» **To do**:
Convert all of the lines below into a numbered list, omitting any blank lines.

Item position entries
********
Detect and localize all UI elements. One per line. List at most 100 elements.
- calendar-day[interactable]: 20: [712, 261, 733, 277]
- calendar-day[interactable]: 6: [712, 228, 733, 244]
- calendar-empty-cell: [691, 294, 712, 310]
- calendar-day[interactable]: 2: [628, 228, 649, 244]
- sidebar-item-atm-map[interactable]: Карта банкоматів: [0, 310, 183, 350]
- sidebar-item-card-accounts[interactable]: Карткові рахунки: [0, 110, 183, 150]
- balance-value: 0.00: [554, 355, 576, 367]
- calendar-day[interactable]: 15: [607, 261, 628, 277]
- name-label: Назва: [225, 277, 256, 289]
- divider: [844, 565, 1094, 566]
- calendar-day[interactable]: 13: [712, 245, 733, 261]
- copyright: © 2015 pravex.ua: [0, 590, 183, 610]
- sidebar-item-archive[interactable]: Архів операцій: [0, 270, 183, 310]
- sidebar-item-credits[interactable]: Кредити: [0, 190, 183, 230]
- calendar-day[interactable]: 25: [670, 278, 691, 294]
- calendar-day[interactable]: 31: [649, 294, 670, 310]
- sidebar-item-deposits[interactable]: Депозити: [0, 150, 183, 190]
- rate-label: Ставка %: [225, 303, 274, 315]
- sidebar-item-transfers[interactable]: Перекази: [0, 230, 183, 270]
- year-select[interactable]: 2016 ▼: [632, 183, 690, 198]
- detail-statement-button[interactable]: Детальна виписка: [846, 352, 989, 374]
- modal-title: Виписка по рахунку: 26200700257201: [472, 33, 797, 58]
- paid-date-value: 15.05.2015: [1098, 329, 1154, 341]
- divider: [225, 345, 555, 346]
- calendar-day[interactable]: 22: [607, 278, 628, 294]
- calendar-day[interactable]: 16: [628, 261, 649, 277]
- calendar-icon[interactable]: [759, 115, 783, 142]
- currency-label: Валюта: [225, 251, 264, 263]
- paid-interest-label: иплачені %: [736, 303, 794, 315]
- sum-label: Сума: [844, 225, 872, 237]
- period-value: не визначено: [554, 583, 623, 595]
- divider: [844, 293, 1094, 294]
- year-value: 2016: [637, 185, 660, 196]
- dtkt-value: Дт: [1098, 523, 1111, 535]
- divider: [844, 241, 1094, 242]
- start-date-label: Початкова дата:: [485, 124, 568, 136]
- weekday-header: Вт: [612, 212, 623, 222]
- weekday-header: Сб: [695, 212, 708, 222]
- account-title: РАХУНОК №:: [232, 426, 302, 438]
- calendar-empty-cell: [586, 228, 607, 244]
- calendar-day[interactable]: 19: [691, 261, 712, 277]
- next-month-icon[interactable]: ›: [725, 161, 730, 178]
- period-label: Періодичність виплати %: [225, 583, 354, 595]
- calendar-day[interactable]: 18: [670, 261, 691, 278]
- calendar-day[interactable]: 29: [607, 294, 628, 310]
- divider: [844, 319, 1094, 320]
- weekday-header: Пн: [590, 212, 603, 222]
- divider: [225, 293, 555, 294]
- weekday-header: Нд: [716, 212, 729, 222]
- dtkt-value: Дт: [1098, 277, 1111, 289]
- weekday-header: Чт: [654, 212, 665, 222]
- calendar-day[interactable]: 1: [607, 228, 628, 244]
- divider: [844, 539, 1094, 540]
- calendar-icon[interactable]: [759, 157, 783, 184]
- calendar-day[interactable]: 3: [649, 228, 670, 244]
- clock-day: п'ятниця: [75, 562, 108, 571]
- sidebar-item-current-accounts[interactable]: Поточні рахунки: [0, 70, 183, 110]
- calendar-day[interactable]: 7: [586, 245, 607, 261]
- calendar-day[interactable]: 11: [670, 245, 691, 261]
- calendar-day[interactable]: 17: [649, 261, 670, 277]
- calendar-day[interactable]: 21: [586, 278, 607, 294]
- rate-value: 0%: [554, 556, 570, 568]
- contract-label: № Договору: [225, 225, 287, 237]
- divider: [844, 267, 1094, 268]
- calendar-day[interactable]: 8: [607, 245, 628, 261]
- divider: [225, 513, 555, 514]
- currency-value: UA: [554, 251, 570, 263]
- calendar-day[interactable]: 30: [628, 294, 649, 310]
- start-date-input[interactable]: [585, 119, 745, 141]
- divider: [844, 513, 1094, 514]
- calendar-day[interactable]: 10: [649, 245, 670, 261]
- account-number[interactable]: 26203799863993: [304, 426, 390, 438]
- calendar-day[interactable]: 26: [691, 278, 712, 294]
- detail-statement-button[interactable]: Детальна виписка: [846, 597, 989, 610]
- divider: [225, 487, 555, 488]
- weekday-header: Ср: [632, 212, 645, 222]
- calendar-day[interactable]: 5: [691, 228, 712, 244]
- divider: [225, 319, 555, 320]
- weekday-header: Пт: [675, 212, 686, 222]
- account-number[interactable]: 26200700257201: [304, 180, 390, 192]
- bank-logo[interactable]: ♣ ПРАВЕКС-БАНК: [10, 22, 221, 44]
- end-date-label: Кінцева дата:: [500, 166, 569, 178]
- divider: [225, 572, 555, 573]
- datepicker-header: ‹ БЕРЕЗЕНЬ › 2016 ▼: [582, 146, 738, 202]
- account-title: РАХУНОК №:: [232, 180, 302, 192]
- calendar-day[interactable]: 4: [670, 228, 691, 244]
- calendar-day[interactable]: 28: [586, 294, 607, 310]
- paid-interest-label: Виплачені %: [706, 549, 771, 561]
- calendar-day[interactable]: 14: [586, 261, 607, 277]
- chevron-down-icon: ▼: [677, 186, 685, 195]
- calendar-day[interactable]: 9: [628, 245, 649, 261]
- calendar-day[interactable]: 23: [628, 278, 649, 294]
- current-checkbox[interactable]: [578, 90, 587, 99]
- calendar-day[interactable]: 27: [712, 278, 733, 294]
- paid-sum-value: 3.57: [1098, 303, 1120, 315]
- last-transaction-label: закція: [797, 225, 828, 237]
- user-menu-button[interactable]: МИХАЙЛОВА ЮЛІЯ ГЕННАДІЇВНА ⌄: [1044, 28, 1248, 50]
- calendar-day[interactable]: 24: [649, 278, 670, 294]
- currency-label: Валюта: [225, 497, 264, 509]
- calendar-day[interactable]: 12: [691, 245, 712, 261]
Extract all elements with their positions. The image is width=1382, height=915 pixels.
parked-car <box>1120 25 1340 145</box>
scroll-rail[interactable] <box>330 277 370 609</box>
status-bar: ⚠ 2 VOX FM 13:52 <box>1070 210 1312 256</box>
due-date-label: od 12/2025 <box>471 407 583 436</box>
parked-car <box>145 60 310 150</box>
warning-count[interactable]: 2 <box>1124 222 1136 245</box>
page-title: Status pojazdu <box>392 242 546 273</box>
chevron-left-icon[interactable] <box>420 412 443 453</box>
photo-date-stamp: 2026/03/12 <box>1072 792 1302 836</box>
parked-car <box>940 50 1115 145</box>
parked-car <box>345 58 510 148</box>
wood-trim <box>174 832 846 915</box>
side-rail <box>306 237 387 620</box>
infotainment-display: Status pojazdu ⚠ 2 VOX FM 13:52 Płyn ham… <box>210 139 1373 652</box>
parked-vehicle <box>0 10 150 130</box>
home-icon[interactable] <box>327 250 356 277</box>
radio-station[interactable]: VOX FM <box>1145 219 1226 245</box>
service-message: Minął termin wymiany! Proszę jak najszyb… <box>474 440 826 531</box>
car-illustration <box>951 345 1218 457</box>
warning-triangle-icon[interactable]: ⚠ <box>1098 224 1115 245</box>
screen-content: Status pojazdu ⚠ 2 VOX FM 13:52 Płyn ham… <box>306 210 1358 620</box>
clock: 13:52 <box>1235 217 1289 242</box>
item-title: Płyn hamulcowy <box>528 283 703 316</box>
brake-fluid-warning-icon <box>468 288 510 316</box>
********
» **Expected answer**:
1. Detect and localize all UI elements. One per line. List at most 100 elements.
2. - calendar-day[interactable]: 20: [712, 261, 733, 277]
3. - calendar-day[interactable]: 6: [712, 228, 733, 244]
4. - calendar-empty-cell: [691, 294, 712, 310]
5. - calendar-day[interactable]: 2: [628, 228, 649, 244]
6. - sidebar-item-atm-map[interactable]: Карта банкоматів: [0, 310, 183, 350]
7. - sidebar-item-card-accounts[interactable]: Карткові рахунки: [0, 110, 183, 150]
8. - balance-value: 0.00: [554, 355, 576, 367]
9. - calendar-day[interactable]: 15: [607, 261, 628, 277]
10. - name-label: Назва: [225, 277, 256, 289]
11. - divider: [844, 565, 1094, 566]
12. - calendar-day[interactable]: 13: [712, 245, 733, 261]
13. - copyright: © 2015 pravex.ua: [0, 590, 183, 610]
14. - sidebar-item-archive[interactable]: Архів операцій: [0, 270, 183, 310]
15. - sidebar-item-credits[interactable]: Кредити: [0, 190, 183, 230]
16. - calendar-day[interactable]: 25: [670, 278, 691, 294]
17. - calendar-day[interactable]: 31: [649, 294, 670, 310]
18. - sidebar-item-deposits[interactable]: Депозити: [0, 150, 183, 190]
19. - rate-label: Ставка %: [225, 303, 274, 315]
20. - sidebar-item-transfers[interactable]: Перекази: [0, 230, 183, 270]
21. - year-select[interactable]: 2016 ▼: [632, 183, 690, 198]
22. - detail-statement-button[interactable]: Детальна виписка: [846, 352, 989, 374]
23. - modal-title: Виписка по рахунку: 26200700257201: [472, 33, 797, 58]
24. - paid-date-value: 15.05.2015: [1098, 329, 1154, 341]
25. - divider: [225, 345, 555, 346]
26. - calendar-day[interactable]: 22: [607, 278, 628, 294]
27. - calendar-day[interactable]: 16: [628, 261, 649, 277]
28. - calendar-icon[interactable]: [759, 115, 783, 142]
29. - currency-label: Валюта: [225, 251, 264, 263]
30. - paid-interest-label: иплачені %: [736, 303, 794, 315]
31. - sum-label: Сума: [844, 225, 872, 237]
32. - period-value: не визначено: [554, 583, 623, 595]
33. - divider: [844, 293, 1094, 294]
34. - year-value: 2016: [637, 185, 660, 196]
35. - dtkt-value: Дт: [1098, 523, 1111, 535]
36. - divider: [844, 241, 1094, 242]
37. - start-date-label: Початкова дата:: [485, 124, 568, 136]
38. - weekday-header: Вт: [612, 212, 623, 222]
39. - weekday-header: Сб: [695, 212, 708, 222]
40. - account-title: РАХУНОК №:: [232, 426, 302, 438]
41. - calendar-empty-cell: [586, 228, 607, 244]
42. - calendar-day[interactable]: 19: [691, 261, 712, 277]
43. - next-month-icon[interactable]: ›: [725, 161, 730, 178]
44. - period-label: Періодичність виплати %: [225, 583, 354, 595]
45. - calendar-day[interactable]: 18: [670, 261, 691, 278]
46. - calendar-day[interactable]: 29: [607, 294, 628, 310]
47. - divider: [844, 319, 1094, 320]
48. - weekday-header: Пн: [590, 212, 603, 222]
49. - divider: [225, 293, 555, 294]
50. - weekday-header: Нд: [716, 212, 729, 222]
51. - dtkt-value: Дт: [1098, 277, 1111, 289]
52. - weekday-header: Чт: [654, 212, 665, 222]
53. - calendar-day[interactable]: 1: [607, 228, 628, 244]
54. - divider: [844, 539, 1094, 540]
55. - calendar-icon[interactable]: [759, 157, 783, 184]
56. - calendar-day[interactable]: 3: [649, 228, 670, 244]
57. - clock-day: п'ятниця: [75, 562, 108, 571]
58. - sidebar-item-current-accounts[interactable]: Поточні рахунки: [0, 70, 183, 110]
59. - calendar-day[interactable]: 7: [586, 245, 607, 261]
60. - calendar-day[interactable]: 11: [670, 245, 691, 261]
61. - calendar-day[interactable]: 17: [649, 261, 670, 277]
62. - calendar-day[interactable]: 21: [586, 278, 607, 294]
63. - rate-value: 0%: [554, 556, 570, 568]
64. - contract-label: № Договору: [225, 225, 287, 237]
65. - divider: [844, 267, 1094, 268]
66. - calendar-day[interactable]: 8: [607, 245, 628, 261]
67. - divider: [225, 513, 555, 514]
68. - currency-value: UA: [554, 251, 570, 263]
69. - calendar-day[interactable]: 30: [628, 294, 649, 310]
70. - start-date-input[interactable]: [585, 119, 745, 141]
71. - divider: [844, 513, 1094, 514]
72. - calendar-day[interactable]: 10: [649, 245, 670, 261]
73. - account-number[interactable]: 26203799863993: [304, 426, 390, 438]
74. - calendar-day[interactable]: 26: [691, 278, 712, 294]
75. - detail-statement-button[interactable]: Детальна виписка: [846, 597, 989, 610]
76. - divider: [225, 487, 555, 488]
77. - weekday-header: Ср: [632, 212, 645, 222]
78. - calendar-day[interactable]: 5: [691, 228, 712, 244]
79. - divider: [225, 319, 555, 320]
80. - weekday-header: Пт: [675, 212, 686, 222]
81. - account-number[interactable]: 26200700257201: [304, 180, 390, 192]
82. - bank-logo[interactable]: ♣ ПРАВЕКС-БАНК: [10, 22, 221, 44]
83. - end-date-label: Кінцева дата:: [500, 166, 569, 178]
84. - divider: [225, 572, 555, 573]
85. - datepicker-header: ‹ БЕРЕЗЕНЬ › 2016 ▼: [582, 146, 738, 202]
86. - account-title: РАХУНОК №:: [232, 180, 302, 192]
87. - calendar-day[interactable]: 4: [670, 228, 691, 244]
88. - calendar-day[interactable]: 28: [586, 294, 607, 310]
89. - paid-interest-label: Виплачені %: [706, 549, 771, 561]
90. - calendar-day[interactable]: 14: [586, 261, 607, 277]
91. - chevron-down-icon: ▼: [677, 186, 685, 195]
92. - calendar-day[interactable]: 9: [628, 245, 649, 261]
93. - calendar-day[interactable]: 23: [628, 278, 649, 294]
94. - current-checkbox[interactable]: [578, 90, 587, 99]
95. - calendar-day[interactable]: 27: [712, 278, 733, 294]
96. - paid-sum-value: 3.57: [1098, 303, 1120, 315]
97. - last-transaction-label: закція: [797, 225, 828, 237]
98. - user-menu-button[interactable]: МИХАЙЛОВА ЮЛІЯ ГЕННАДІЇВНА ⌄: [1044, 28, 1248, 50]
99. - calendar-day[interactable]: 24: [649, 278, 670, 294]
100. - currency-label: Валюта: [225, 497, 264, 509]
101. - calendar-day[interactable]: 12: [691, 245, 712, 261]
102. Extract all elements with their positions. The image is width=1382, height=915 pixels.
103. parked-car <box>1120 25 1340 145</box>
104. scroll-rail[interactable] <box>330 277 370 609</box>
105. status-bar: ⚠ 2 VOX FM 13:52 <box>1070 210 1312 256</box>
106. due-date-label: od 12/2025 <box>471 407 583 436</box>
107. parked-car <box>145 60 310 150</box>
108. warning-count[interactable]: 2 <box>1124 222 1136 245</box>
109. page-title: Status pojazdu <box>392 242 546 273</box>
110. chevron-left-icon[interactable] <box>420 412 443 453</box>
111. photo-date-stamp: 2026/03/12 <box>1072 792 1302 836</box>
112. parked-car <box>940 50 1115 145</box>
113. parked-car <box>345 58 510 148</box>
114. wood-trim <box>174 832 846 915</box>
115. side-rail <box>306 237 387 620</box>
116. infotainment-display: Status pojazdu ⚠ 2 VOX FM 13:52 Płyn ham… <box>210 139 1373 652</box>
117. parked-vehicle <box>0 10 150 130</box>
118. home-icon[interactable] <box>327 250 356 277</box>
119. radio-station[interactable]: VOX FM <box>1145 219 1226 245</box>
120. service-message: Minął termin wymiany! Proszę jak najszyb… <box>474 440 826 531</box>
121. car-illustration <box>951 345 1218 457</box>
122. warning-triangle-icon[interactable]: ⚠ <box>1098 224 1115 245</box>
123. screen-content: Status pojazdu ⚠ 2 VOX FM 13:52 Płyn ham… <box>306 210 1358 620</box>
124. clock: 13:52 <box>1235 217 1289 242</box>
125. item-title: Płyn hamulcowy <box>528 283 703 316</box>
126. brake-fluid-warning-icon <box>468 288 510 316</box>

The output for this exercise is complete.